Task details:
Wherever the string "Ἑλληνικῆς" appears in a line, extract that line.

══════════════════════════════

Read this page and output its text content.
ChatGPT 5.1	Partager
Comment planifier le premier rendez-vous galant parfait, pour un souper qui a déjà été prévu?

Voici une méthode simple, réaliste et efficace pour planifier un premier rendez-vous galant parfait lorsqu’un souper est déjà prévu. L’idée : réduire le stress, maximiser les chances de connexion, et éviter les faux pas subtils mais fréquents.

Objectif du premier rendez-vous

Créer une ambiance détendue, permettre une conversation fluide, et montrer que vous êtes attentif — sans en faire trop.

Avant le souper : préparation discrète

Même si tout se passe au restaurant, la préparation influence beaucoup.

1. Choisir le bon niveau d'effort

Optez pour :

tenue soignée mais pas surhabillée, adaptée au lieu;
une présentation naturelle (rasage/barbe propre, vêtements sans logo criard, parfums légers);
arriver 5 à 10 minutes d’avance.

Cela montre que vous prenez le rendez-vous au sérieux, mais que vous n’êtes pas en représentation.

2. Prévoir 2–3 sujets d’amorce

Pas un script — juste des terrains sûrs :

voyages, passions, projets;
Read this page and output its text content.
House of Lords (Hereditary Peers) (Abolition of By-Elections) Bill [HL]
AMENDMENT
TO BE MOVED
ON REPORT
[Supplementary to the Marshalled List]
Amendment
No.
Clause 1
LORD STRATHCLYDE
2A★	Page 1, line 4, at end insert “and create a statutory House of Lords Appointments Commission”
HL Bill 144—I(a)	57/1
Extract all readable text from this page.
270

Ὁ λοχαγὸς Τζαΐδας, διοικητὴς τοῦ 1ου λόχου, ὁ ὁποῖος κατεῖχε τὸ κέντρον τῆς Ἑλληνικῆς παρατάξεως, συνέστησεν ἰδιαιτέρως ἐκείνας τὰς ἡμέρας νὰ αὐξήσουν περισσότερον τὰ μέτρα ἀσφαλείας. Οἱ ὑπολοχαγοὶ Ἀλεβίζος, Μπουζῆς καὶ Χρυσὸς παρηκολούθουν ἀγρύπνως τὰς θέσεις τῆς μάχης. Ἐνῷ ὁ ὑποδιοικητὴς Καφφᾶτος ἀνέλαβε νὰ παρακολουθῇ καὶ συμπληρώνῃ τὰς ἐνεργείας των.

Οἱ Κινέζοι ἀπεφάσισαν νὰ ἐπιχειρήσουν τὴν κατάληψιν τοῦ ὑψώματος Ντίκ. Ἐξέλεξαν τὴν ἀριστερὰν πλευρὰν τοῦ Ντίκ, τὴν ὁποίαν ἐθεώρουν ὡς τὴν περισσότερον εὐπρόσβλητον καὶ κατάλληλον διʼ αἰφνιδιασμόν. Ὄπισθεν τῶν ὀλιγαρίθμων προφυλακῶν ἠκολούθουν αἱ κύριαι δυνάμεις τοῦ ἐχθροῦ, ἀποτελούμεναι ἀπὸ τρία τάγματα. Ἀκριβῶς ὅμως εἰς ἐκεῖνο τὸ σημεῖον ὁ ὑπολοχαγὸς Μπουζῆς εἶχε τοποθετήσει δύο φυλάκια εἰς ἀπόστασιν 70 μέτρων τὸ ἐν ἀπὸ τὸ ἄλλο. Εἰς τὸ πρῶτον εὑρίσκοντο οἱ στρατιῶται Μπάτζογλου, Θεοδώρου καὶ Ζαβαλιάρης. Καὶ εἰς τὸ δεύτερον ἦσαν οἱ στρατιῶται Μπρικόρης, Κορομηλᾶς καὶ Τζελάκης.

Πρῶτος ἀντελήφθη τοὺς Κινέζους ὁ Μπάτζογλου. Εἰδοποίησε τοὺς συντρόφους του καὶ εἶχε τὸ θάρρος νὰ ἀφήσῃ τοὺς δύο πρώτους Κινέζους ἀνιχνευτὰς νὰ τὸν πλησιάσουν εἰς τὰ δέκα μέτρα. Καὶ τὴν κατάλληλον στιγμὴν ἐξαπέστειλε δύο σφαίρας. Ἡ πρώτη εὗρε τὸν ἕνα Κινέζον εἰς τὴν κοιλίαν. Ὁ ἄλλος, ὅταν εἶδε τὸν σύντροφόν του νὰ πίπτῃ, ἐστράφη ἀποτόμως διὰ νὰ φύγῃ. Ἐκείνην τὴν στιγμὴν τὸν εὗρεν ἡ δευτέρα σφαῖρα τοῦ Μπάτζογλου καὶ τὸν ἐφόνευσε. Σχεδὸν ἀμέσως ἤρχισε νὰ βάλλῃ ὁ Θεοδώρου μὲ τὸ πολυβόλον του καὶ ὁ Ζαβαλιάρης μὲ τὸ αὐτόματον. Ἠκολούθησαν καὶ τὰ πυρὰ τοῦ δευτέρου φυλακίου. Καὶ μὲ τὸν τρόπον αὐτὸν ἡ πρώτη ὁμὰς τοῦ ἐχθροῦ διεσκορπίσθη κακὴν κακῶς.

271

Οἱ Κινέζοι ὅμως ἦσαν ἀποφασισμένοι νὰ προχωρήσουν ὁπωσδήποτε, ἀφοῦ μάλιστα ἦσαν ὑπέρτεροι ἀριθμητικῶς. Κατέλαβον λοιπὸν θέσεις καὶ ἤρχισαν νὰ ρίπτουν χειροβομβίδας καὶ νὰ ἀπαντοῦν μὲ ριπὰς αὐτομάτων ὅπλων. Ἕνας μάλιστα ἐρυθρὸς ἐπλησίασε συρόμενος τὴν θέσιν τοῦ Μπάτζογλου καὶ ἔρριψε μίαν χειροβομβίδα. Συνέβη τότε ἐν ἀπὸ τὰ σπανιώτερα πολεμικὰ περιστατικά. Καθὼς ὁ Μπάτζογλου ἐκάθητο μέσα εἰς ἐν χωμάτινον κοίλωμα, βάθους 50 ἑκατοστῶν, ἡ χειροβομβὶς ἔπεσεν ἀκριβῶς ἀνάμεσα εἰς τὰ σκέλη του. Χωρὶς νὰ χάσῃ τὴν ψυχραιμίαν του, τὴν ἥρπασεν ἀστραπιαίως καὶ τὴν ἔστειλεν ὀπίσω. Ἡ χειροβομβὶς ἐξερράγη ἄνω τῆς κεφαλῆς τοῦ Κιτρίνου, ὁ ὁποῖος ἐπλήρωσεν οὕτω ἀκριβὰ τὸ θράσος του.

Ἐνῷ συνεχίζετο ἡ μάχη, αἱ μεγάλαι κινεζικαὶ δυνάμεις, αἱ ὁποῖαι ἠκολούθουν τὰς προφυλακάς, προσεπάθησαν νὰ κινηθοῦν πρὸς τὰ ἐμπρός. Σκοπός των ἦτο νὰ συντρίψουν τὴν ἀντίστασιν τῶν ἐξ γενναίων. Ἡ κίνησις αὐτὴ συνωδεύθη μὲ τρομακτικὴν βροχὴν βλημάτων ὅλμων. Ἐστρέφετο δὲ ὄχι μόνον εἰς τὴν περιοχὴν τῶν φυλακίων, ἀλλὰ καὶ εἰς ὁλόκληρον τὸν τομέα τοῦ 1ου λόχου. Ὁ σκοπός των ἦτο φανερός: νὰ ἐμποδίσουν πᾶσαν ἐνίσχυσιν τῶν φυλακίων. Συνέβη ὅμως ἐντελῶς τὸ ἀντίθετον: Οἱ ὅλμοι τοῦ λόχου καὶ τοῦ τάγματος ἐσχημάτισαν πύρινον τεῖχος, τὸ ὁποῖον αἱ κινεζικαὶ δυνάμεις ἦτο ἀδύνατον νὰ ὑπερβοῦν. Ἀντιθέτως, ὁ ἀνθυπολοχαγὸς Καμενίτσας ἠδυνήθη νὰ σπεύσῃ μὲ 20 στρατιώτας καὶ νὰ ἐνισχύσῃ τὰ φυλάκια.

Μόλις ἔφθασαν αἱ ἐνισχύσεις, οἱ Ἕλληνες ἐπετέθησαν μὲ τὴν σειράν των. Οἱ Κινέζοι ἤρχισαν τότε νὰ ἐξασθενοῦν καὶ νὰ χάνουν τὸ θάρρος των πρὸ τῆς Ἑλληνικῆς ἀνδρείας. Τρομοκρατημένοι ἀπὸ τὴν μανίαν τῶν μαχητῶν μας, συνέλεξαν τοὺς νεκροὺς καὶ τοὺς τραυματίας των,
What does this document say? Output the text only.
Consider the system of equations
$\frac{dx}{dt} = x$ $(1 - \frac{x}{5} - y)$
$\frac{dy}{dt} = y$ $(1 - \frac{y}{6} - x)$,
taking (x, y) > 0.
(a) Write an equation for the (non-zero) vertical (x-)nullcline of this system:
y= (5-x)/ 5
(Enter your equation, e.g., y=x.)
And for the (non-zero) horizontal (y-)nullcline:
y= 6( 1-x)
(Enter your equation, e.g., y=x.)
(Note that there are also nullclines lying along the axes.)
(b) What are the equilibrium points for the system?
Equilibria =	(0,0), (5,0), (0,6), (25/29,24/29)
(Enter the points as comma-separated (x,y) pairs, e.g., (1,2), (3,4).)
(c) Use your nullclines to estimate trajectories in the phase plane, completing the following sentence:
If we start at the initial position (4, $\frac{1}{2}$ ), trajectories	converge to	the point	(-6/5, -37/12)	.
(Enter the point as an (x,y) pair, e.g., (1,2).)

══════════════════════════════

Exercise output:
Ὁ λοχαγὸς Τζαΐδας, διοικητὴς τοῦ 1ου λόχου, ὁ ὁποῖος κατεῖχε τὸ κέντρον τῆς Ἑλληνικῆς παρατάξεως, συνέστησεν ἰδιαιτέρως ἐκείνας τὰς ἡμέρας νὰ αὐξήσουν περισσότερον τὰ μέτρα ἀσφαλείας. Οἱ ὑπολοχαγοὶ Ἀλεβίζος, Μπουζῆς καὶ Χρυσὸς παρηκολούθουν ἀγρύπνως τὰς θέσεις τῆς μάχης. Ἐνῷ ὁ ὑποδιοικητὴς Καφφᾶτος ἀνέλαβε νὰ παρακολουθῇ καὶ συμπληρώνῃ τὰς ἐνεργείας των.
Μόλις ἔφθασαν αἱ ἐνισχύσεις, οἱ Ἕλληνες ἐπετέθησαν μὲ τὴν σειράν των. Οἱ Κινέζοι ἤρχισαν τότε νὰ ἐξασθενοῦν καὶ νὰ χάνουν τὸ θάρρος των πρὸ τῆς Ἑλληνικῆς ἀνδρείας. Τρομοκρατημένοι ἀπὸ τὴν μανίαν τῶν μαχητῶν μας, συνέλεξαν τοὺς νεκροὺς καὶ τοὺς τραυματίας των,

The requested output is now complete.